Consigne
Dans le texte sur l'action du prince Laurent en Libye, recopiez le passage qui commence aux mots « Après avoir entendu » et s'arrête après « aller travailler là-bas. ». Substituez-y « sécheresse » à « désertification ».

Après avoir entendu parler de projets similaires menés en Mauritanie et au Cap Vert notamment, les autorités libyennes, le président Kadhafi en tête, ont demandé au prince Laurent de mener un tel projet de lutte contre la désertification chez eux, explique-t-il. "Je n'ai jamais fait la moindre démarche pour aller travailler là-bas.
Tout au contraire. Ils sont venus me chercher", déclare le Prince. Ce projet, aujourd'hui à l'arrêt dans l'attente de la mise en place d'un nouveau gouvernement, impliquait entre autres la plantation de forêts dans des zones arides et montagneuses, permettant le développement d'une agriculture durable dans le but de faciliter la sédentarisation de populations nomades, précise l'hebdomadaire. Un autre pan de l'action du Prince en Libye concerne la création d'un Centre international d'excellence en matière d'agro-sylvo-pastoralisme, visant à échanger les bonnes pratiques et améliorer les technologies locales.

(Extraits du jeu de données)
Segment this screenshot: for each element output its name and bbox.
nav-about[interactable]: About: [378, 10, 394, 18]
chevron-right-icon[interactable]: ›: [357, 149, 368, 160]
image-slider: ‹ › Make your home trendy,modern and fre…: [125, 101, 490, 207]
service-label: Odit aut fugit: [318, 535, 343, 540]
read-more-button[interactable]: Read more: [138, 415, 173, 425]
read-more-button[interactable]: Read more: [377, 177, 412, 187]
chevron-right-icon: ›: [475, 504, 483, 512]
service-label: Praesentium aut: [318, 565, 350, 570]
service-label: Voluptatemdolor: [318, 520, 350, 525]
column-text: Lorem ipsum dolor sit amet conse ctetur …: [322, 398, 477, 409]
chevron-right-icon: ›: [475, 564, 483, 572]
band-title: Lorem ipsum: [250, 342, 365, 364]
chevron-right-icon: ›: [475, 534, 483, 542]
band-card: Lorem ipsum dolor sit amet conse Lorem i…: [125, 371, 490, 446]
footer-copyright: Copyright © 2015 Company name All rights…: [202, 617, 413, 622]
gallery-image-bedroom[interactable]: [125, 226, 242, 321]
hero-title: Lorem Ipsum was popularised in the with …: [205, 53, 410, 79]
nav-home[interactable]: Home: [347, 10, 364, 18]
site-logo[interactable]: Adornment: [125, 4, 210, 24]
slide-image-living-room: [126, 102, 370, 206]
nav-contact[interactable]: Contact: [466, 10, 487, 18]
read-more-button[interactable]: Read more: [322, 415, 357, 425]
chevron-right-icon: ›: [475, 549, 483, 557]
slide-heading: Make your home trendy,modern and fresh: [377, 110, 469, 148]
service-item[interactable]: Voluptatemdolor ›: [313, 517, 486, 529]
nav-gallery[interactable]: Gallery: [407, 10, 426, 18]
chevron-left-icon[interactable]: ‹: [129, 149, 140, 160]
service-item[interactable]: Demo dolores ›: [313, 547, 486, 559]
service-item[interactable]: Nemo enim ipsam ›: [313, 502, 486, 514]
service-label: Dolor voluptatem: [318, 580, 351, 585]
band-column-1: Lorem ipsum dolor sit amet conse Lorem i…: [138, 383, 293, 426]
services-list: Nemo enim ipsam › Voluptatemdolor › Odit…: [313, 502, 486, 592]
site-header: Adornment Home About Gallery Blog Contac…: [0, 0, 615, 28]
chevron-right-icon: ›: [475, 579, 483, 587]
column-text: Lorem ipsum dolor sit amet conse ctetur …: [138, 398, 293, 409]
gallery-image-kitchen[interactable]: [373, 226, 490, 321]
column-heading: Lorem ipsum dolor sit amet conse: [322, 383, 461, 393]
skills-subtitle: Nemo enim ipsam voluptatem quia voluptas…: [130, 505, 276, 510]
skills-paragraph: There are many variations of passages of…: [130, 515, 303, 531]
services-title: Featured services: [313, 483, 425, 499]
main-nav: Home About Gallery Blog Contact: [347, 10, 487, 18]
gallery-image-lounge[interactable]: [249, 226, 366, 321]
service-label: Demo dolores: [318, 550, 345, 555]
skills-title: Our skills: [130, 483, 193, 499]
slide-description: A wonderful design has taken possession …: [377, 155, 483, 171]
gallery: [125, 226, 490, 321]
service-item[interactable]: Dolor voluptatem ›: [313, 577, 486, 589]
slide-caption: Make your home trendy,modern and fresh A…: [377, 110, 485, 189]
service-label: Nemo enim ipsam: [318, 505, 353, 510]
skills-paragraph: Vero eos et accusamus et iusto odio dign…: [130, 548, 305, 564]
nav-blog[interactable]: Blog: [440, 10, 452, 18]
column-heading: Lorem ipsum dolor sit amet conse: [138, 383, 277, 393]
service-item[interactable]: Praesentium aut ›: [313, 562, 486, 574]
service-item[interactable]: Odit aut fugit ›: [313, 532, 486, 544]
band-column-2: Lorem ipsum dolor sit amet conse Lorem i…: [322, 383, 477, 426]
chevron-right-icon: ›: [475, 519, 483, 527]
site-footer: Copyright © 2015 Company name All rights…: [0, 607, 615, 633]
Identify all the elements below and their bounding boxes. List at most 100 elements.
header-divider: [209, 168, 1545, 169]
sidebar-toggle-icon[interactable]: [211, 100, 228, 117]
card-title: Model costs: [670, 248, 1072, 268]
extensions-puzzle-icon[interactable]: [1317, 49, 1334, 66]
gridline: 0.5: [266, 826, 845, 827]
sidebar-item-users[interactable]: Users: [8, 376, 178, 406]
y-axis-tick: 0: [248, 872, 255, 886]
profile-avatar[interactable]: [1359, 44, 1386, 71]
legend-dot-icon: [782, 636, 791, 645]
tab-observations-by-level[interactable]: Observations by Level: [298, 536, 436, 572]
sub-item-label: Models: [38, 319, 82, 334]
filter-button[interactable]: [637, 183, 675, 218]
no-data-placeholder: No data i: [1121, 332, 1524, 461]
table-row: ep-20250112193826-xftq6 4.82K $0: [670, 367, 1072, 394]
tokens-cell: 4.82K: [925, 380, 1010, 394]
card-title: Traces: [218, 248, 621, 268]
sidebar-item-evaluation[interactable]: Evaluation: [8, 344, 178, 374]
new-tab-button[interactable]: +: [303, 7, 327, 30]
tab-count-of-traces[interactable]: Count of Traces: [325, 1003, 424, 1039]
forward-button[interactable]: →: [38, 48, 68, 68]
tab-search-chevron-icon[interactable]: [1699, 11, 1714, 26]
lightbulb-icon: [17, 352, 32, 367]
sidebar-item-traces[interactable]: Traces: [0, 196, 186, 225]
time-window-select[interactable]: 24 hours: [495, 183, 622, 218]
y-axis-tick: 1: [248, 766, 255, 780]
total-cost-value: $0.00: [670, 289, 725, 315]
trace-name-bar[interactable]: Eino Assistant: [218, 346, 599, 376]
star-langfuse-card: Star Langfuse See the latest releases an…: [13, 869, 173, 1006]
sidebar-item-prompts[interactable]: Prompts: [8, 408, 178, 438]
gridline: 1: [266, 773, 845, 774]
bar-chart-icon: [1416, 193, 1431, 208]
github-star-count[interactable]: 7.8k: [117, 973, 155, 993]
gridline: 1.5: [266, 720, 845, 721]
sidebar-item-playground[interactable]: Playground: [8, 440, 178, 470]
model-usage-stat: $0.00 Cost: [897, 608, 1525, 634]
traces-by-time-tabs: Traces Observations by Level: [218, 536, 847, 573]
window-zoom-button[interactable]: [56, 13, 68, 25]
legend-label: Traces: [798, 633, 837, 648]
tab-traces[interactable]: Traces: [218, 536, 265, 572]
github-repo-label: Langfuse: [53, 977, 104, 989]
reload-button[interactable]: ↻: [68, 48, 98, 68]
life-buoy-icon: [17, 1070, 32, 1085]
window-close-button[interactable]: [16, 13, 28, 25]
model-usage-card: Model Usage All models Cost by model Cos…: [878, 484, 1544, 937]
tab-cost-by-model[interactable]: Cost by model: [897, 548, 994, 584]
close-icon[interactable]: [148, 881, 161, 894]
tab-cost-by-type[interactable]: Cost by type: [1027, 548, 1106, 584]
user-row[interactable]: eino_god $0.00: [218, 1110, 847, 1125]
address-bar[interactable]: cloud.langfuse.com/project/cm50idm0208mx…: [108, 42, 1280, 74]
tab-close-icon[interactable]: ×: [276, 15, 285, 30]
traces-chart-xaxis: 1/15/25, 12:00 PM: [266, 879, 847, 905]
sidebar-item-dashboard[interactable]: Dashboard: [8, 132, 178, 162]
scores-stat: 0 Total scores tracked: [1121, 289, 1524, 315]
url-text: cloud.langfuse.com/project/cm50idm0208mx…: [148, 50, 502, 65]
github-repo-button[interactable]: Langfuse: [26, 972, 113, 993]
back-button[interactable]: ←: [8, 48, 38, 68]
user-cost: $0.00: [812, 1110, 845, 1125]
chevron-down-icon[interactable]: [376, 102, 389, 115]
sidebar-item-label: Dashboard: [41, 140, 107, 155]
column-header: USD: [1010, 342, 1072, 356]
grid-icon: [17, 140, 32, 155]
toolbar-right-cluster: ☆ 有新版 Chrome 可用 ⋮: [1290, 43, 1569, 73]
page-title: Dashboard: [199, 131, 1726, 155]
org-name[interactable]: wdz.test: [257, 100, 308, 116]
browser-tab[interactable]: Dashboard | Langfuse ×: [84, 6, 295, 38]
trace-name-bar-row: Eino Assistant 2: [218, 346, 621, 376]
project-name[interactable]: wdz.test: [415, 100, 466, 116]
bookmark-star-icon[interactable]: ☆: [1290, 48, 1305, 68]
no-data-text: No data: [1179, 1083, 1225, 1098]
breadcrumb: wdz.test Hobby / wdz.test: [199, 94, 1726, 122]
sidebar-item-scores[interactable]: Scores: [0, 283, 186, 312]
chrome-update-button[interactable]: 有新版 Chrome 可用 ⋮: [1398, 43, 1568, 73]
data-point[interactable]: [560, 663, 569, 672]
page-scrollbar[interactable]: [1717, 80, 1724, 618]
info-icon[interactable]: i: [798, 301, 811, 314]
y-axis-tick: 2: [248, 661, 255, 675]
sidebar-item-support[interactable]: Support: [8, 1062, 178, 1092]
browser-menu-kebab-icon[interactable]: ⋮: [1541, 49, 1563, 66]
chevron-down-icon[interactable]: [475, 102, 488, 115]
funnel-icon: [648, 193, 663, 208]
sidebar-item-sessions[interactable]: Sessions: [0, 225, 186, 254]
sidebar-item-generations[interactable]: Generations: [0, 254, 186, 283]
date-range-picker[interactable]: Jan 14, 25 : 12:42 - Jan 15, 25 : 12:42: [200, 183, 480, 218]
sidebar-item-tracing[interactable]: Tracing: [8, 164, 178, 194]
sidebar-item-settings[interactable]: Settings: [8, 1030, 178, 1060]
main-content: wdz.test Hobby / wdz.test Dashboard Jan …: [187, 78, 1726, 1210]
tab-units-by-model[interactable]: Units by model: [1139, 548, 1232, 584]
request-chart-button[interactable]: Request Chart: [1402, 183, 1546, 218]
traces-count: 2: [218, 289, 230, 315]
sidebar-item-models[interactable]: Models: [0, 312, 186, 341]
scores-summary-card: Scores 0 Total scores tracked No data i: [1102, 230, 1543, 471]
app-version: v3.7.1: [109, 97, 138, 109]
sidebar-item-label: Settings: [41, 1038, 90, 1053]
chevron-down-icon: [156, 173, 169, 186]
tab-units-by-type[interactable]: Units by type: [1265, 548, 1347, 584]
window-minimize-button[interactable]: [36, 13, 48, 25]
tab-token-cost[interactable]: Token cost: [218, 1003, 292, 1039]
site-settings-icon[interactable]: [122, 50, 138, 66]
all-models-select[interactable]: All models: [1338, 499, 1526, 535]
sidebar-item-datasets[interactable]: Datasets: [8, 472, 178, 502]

Corrigé
Après avoir entendu parler de projets similaires menés en Mauritanie et au Cap Vert notamment, les autorités libyennes, le président Kadhafi en tête, ont demandé au prince Laurent de mener un tel projet de lutte contre la sécheresse chez eux, explique-t-il. "Je n'ai jamais fait la moindre démarche pour aller travailler là-bas.